→ Set task
Copy the listing's lines word for word, starting at the line that contains "spectrogram-canvas — [0, 0, 629, 400]" and ending with the final line of the listing.

→ Source data
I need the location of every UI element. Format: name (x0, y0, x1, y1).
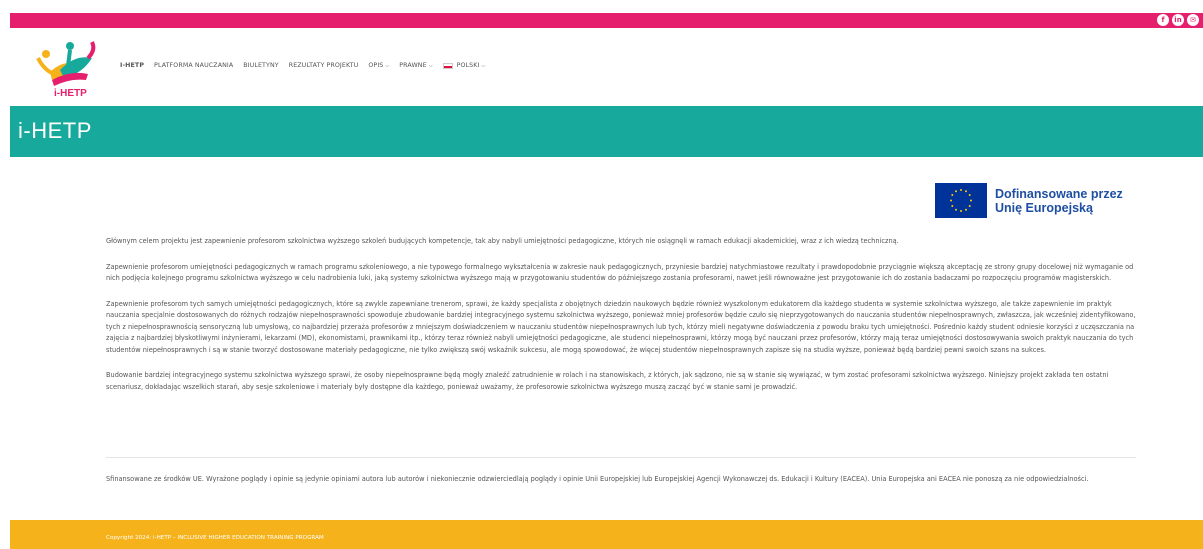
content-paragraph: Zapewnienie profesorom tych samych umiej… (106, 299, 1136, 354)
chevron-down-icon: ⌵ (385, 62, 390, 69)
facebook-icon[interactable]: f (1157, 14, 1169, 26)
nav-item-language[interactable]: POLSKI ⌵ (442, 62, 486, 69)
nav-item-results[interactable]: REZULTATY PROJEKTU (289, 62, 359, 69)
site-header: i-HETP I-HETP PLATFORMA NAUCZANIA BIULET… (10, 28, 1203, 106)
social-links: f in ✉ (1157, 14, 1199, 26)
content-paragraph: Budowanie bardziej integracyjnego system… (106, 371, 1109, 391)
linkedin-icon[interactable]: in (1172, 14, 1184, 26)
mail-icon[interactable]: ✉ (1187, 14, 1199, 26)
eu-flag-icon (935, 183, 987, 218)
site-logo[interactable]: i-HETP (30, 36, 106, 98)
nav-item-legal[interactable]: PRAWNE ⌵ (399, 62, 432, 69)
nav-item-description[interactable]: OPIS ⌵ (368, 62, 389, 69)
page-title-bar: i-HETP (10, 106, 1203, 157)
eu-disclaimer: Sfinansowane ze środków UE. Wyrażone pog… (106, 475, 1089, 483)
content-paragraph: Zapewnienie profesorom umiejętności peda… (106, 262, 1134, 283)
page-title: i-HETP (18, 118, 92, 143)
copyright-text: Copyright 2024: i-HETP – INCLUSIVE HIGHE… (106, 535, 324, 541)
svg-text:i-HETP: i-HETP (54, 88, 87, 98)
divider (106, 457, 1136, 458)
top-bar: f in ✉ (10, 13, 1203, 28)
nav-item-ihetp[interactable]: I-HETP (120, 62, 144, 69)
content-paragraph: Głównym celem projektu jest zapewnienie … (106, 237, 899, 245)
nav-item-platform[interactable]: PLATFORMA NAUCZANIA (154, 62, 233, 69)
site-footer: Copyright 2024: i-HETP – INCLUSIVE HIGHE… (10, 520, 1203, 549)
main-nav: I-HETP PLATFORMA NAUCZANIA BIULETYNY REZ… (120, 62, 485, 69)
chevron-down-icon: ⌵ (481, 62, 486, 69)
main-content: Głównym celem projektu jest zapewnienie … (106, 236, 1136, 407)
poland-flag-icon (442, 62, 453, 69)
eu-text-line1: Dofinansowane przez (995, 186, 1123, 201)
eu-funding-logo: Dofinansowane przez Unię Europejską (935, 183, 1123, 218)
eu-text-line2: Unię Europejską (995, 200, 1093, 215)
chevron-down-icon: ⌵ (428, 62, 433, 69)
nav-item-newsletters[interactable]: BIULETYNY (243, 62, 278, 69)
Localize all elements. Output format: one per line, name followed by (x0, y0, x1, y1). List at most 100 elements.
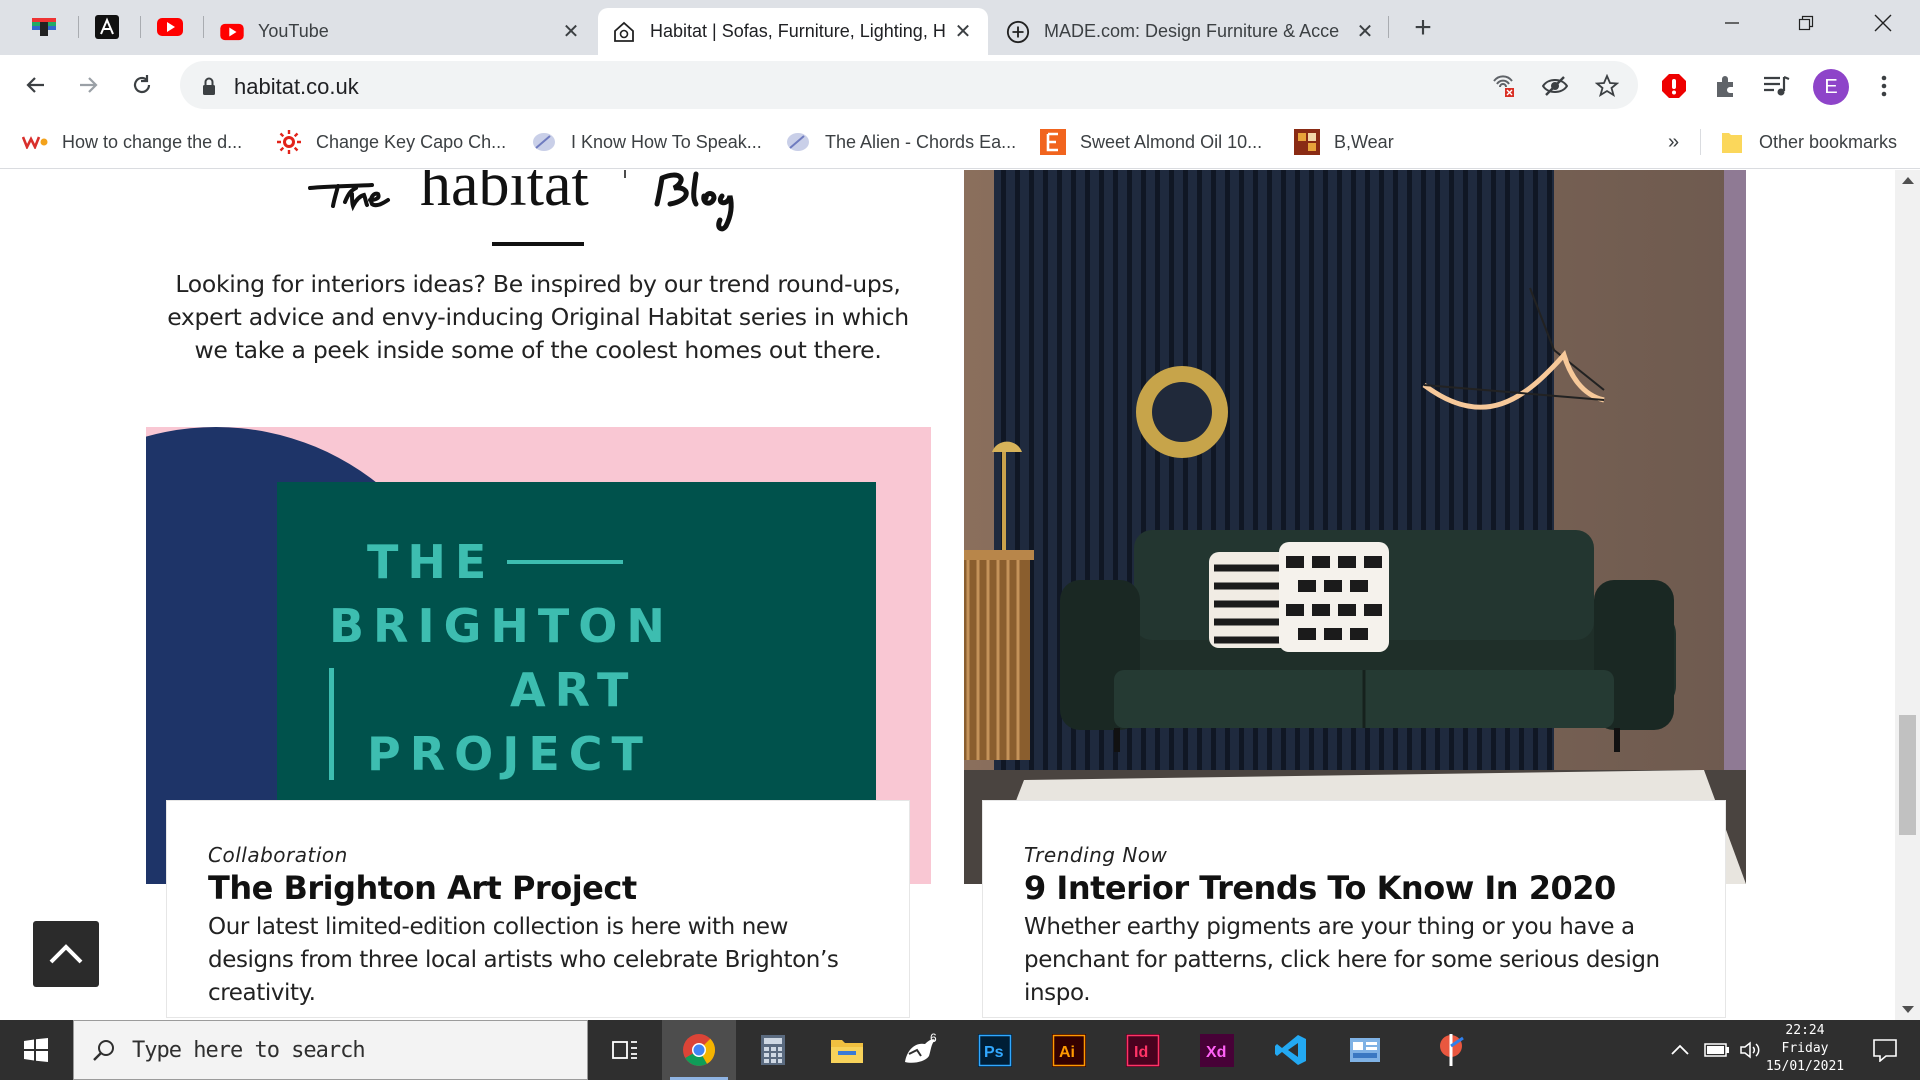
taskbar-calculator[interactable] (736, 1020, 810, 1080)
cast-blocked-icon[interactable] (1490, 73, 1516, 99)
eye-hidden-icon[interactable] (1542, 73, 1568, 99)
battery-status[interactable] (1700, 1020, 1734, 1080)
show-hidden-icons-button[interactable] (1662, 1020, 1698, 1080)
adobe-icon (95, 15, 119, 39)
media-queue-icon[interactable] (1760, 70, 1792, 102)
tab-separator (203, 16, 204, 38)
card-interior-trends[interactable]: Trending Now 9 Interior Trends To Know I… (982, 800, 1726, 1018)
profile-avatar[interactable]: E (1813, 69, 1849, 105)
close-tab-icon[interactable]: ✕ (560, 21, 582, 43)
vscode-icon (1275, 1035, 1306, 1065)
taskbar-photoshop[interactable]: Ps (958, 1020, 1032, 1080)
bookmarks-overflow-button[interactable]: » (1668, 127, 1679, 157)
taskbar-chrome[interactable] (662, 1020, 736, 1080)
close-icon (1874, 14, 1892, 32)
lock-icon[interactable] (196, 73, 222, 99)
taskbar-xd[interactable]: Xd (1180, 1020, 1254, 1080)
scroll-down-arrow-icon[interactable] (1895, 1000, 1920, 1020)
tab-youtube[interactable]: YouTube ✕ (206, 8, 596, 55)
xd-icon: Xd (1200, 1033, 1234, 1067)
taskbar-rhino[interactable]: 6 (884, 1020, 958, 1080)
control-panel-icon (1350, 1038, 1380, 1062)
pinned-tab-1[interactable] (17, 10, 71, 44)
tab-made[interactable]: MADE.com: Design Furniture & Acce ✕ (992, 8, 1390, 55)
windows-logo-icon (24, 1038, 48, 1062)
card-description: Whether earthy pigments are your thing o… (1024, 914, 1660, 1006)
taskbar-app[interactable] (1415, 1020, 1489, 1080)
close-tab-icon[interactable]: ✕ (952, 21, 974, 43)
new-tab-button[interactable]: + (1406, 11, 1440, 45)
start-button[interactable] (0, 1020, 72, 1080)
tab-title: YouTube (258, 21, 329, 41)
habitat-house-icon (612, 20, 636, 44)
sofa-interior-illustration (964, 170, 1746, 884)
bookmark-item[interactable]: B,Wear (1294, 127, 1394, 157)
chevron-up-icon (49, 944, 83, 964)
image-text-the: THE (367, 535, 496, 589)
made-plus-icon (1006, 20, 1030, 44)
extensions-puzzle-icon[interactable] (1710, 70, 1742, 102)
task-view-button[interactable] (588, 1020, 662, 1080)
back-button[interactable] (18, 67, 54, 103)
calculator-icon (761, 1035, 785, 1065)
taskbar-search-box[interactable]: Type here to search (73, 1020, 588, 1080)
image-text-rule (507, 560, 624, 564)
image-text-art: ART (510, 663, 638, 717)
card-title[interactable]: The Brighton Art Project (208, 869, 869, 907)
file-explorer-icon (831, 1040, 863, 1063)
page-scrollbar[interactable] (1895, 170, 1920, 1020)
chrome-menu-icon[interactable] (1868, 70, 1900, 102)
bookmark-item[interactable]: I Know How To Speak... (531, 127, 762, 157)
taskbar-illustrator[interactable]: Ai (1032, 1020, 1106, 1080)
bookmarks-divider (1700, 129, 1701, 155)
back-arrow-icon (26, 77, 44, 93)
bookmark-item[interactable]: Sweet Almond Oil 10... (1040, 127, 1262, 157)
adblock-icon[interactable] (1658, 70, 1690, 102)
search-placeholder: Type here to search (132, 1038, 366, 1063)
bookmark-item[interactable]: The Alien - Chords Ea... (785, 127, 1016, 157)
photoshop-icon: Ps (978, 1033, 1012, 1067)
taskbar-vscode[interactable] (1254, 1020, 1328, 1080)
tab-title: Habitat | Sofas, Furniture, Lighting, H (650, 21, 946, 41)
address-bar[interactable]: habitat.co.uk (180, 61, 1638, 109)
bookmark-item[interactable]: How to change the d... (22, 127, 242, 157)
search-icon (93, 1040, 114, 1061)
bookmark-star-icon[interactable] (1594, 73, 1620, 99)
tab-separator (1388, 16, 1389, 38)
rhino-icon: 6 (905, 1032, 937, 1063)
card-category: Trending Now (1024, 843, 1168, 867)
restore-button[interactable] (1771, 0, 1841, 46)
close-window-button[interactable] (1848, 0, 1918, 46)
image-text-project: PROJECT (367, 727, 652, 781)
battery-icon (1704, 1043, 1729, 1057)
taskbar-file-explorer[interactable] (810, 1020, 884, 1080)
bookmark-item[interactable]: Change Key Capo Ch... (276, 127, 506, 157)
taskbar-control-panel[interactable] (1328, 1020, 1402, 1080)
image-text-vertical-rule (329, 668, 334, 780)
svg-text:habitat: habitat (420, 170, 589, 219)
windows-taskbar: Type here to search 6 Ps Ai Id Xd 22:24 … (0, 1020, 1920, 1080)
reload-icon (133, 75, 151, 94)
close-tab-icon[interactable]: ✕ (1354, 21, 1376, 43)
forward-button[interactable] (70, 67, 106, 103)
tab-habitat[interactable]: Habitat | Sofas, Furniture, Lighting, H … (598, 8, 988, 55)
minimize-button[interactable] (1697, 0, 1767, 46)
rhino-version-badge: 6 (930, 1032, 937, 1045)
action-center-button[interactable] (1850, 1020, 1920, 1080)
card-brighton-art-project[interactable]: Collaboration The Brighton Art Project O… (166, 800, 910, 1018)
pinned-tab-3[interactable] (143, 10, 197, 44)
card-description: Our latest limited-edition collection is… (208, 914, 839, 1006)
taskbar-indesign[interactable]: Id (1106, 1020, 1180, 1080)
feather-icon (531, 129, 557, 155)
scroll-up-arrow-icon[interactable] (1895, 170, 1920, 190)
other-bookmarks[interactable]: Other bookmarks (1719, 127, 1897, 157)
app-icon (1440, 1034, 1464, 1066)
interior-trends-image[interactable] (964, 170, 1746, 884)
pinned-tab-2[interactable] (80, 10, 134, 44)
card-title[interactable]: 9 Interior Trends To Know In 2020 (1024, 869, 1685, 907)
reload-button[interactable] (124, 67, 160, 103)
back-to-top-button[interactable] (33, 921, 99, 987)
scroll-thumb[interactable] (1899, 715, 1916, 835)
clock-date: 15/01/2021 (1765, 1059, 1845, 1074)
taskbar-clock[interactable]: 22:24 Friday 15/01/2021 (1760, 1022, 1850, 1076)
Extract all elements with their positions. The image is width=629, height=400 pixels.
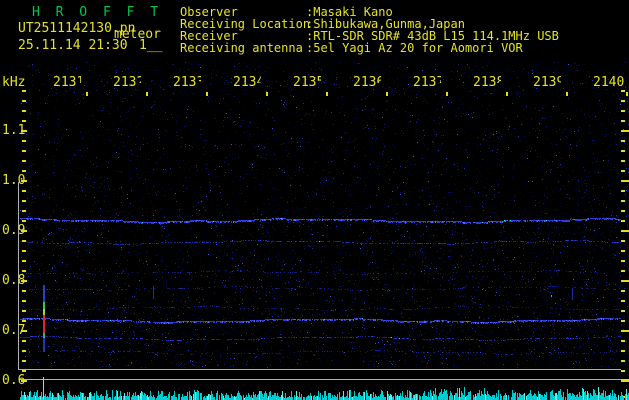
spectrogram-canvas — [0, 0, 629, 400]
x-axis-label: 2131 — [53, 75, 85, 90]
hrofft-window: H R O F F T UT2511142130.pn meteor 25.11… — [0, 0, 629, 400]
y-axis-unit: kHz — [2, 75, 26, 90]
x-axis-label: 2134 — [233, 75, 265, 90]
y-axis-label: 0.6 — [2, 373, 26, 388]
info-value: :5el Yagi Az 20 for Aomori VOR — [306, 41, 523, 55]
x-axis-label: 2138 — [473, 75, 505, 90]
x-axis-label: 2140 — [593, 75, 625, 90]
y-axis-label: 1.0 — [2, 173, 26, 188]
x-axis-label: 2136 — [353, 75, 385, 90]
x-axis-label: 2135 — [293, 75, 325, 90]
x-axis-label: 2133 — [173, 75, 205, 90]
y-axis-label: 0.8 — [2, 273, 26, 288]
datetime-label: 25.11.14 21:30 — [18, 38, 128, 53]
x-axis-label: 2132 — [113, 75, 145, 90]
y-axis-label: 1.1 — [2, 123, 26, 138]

→ Exercise output
spectrogram-canvas — [0, 0, 629, 400]
x-axis-label: 2131 — [53, 75, 85, 90]
hrofft-window: H R O F F T UT2511142130.pn meteor 25.11… — [0, 0, 629, 400]
y-axis-unit: kHz — [2, 75, 26, 90]
x-axis-label: 2134 — [233, 75, 265, 90]
y-axis-label: 0.6 — [2, 373, 26, 388]
info-value: :5el Yagi Az 20 for Aomori VOR — [306, 41, 523, 55]
x-axis-label: 2138 — [473, 75, 505, 90]
x-axis-label: 2140 — [593, 75, 625, 90]
y-axis-label: 1.0 — [2, 173, 26, 188]
x-axis-label: 2136 — [353, 75, 385, 90]
x-axis-label: 2135 — [293, 75, 325, 90]
x-axis-label: 2133 — [173, 75, 205, 90]
y-axis-label: 0.8 — [2, 273, 26, 288]
datetime-label: 25.11.14 21:30 — [18, 38, 128, 53]
x-axis-label: 2132 — [113, 75, 145, 90]
y-axis-label: 1.1 — [2, 123, 26, 138]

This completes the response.